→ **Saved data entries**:
================

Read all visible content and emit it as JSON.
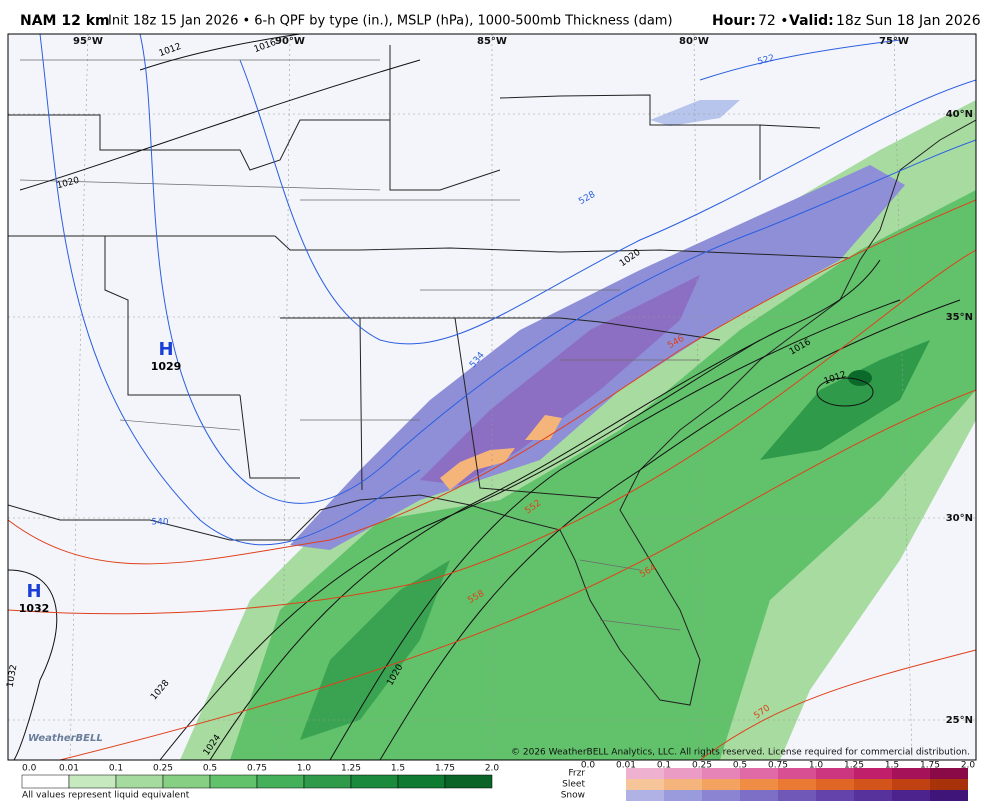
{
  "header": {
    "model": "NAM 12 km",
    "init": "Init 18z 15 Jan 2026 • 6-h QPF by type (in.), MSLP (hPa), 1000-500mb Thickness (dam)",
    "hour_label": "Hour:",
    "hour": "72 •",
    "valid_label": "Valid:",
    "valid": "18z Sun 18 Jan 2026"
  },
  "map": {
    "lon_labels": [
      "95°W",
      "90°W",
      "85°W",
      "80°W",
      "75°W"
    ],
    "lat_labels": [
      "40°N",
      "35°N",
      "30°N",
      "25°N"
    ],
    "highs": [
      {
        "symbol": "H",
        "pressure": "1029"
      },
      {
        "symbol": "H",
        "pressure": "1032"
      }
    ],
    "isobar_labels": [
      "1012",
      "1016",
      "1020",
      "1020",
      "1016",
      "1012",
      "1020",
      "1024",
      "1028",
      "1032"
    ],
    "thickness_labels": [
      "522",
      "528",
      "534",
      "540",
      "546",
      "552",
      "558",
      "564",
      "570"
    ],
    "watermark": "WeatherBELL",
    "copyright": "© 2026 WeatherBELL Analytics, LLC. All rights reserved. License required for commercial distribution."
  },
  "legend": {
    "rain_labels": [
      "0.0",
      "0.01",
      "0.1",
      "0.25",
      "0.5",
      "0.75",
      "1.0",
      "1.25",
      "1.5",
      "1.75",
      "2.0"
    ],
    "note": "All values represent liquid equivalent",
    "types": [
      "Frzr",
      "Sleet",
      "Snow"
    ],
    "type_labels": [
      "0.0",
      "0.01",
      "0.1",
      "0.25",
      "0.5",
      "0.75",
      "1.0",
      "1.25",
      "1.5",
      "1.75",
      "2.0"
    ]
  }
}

================

→ **Task**: Copy all lines from the material that include "WeatherBELL".

→ **Solution to this exercise**:
    "watermark": "WeatherBELL",
    "copyright": "© 2026 WeatherBELL Analytics, LLC. All rights reserved. License required for commercial distribution."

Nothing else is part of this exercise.